"""
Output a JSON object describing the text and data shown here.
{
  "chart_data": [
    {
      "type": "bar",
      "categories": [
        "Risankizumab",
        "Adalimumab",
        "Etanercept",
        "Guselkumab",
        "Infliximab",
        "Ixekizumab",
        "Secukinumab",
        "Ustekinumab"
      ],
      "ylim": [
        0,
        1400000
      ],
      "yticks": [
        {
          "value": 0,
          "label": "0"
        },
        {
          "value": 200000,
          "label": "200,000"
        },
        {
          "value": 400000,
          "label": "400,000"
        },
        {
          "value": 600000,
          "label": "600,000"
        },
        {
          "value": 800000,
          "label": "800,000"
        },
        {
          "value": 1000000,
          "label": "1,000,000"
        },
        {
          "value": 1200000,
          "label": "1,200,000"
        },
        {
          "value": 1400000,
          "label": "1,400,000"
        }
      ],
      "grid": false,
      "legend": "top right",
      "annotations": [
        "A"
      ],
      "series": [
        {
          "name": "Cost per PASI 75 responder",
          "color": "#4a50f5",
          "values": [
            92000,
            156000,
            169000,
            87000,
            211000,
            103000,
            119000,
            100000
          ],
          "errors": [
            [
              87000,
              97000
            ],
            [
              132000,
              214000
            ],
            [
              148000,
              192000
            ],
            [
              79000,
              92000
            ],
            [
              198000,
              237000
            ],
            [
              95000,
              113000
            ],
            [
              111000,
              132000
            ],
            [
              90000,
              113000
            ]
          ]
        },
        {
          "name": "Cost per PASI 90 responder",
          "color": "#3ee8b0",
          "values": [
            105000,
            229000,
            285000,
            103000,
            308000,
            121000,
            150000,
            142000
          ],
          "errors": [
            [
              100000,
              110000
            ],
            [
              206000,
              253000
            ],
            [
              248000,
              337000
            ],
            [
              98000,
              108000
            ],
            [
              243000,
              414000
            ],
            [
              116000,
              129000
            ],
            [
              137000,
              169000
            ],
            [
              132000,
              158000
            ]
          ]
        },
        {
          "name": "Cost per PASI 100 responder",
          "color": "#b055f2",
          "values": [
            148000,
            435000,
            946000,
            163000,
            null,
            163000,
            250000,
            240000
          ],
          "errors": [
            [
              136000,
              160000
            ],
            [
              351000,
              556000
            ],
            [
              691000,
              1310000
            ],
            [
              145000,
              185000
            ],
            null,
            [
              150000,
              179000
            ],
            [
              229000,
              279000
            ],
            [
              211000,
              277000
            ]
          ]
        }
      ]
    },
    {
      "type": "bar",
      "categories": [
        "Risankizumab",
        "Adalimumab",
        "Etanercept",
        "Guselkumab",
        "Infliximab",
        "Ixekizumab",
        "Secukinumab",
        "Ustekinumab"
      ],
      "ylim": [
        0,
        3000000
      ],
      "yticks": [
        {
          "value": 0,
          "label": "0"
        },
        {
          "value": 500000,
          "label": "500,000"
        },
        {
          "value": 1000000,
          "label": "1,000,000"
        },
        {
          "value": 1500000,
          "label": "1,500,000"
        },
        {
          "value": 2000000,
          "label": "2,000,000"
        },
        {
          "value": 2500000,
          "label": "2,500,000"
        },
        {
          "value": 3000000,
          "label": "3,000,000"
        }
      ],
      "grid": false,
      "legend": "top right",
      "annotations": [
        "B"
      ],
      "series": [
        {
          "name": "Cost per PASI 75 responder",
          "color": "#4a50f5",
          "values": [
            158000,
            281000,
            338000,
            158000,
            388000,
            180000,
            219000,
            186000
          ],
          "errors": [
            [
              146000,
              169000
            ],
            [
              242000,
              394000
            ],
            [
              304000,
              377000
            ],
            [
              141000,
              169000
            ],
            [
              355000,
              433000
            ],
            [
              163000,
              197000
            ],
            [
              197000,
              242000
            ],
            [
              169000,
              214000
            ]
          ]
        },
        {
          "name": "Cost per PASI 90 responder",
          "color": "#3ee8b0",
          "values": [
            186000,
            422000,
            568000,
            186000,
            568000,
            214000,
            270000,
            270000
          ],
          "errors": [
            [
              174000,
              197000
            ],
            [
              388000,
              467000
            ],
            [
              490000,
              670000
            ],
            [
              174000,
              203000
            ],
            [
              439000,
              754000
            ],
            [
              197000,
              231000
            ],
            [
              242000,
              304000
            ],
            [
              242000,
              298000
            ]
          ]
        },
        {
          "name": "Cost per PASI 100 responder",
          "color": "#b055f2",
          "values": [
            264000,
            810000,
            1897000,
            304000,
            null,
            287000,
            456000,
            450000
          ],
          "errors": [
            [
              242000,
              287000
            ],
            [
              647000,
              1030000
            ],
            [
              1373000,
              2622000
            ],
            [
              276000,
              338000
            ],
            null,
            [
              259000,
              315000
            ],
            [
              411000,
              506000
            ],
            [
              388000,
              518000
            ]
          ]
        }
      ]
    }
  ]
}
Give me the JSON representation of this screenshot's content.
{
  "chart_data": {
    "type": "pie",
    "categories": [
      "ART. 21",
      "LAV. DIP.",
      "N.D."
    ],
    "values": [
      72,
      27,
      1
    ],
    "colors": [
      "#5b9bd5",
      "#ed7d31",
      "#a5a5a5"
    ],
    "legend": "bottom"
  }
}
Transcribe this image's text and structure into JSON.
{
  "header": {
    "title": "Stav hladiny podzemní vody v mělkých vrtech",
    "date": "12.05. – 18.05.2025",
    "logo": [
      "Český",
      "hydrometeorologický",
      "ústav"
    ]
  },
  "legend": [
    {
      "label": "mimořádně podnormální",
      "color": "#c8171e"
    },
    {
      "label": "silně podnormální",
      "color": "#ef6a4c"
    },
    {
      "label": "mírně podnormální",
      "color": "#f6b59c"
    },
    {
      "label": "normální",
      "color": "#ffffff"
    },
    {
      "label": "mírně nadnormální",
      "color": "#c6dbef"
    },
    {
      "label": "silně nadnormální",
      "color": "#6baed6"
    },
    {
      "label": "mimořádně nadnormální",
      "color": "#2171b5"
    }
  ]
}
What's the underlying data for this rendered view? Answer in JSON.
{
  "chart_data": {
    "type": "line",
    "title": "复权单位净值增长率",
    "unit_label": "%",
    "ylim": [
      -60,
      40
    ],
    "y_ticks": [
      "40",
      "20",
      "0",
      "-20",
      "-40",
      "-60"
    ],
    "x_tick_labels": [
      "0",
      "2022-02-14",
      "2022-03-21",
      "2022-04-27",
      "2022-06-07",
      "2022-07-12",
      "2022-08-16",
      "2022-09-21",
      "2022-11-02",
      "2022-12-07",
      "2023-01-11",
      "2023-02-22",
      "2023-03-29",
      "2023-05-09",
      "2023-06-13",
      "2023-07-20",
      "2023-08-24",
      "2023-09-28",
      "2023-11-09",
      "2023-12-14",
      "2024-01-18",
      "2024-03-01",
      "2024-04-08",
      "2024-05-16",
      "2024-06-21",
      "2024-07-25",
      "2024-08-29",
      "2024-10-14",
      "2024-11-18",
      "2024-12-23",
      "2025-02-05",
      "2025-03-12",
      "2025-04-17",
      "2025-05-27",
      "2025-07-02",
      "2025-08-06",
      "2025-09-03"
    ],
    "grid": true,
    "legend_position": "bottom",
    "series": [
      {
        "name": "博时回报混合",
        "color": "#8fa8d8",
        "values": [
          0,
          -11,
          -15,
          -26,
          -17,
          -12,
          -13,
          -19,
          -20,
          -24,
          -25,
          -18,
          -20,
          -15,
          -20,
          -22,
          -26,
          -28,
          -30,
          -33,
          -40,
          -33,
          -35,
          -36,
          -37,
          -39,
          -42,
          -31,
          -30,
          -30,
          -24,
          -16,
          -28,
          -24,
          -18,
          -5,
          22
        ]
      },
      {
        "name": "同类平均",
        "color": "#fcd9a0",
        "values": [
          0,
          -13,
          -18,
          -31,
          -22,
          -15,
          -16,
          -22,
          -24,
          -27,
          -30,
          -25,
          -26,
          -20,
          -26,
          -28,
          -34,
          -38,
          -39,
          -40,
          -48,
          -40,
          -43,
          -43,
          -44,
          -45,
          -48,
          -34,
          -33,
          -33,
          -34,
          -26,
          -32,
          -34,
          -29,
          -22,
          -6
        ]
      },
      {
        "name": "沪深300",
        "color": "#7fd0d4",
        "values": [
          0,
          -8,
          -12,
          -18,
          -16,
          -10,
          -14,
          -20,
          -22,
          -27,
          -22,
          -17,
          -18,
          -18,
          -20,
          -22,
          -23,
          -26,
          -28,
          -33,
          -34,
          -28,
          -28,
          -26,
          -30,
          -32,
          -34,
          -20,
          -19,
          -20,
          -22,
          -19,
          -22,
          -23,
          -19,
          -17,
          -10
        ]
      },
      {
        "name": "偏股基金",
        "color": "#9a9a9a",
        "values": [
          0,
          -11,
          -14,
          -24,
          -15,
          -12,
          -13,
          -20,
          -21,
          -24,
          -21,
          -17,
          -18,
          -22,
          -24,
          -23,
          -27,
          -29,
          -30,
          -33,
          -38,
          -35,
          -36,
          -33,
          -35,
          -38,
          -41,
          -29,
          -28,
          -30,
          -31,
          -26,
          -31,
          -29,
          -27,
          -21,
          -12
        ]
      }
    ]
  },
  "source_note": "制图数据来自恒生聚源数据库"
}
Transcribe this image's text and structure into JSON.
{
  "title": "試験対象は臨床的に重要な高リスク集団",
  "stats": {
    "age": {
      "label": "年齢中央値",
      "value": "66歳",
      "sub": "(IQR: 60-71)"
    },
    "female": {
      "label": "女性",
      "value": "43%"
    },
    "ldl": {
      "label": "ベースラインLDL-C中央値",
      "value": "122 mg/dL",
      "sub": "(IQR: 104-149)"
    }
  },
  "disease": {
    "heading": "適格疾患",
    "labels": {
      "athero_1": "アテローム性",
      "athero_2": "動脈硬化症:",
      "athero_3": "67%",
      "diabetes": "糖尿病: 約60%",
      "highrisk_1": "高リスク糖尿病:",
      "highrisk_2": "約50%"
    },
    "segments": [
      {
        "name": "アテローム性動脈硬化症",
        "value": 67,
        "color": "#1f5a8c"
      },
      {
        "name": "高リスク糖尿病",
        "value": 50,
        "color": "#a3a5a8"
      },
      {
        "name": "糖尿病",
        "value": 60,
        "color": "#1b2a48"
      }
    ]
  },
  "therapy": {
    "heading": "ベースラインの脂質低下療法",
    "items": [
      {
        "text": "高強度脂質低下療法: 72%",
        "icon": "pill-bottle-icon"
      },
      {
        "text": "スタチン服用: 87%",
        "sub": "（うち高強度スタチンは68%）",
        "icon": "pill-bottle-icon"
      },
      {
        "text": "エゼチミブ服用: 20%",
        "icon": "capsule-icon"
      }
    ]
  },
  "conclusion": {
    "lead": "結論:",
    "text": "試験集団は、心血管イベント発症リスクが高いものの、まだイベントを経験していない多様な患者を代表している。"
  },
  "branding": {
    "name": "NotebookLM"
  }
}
"""
§ **Written exercise**: From the listing above, copy every line that includes the word "heading".

§ **Expected answer**:
    "heading": "適格疾患",
    "heading": "ベースラインの脂質低下療法",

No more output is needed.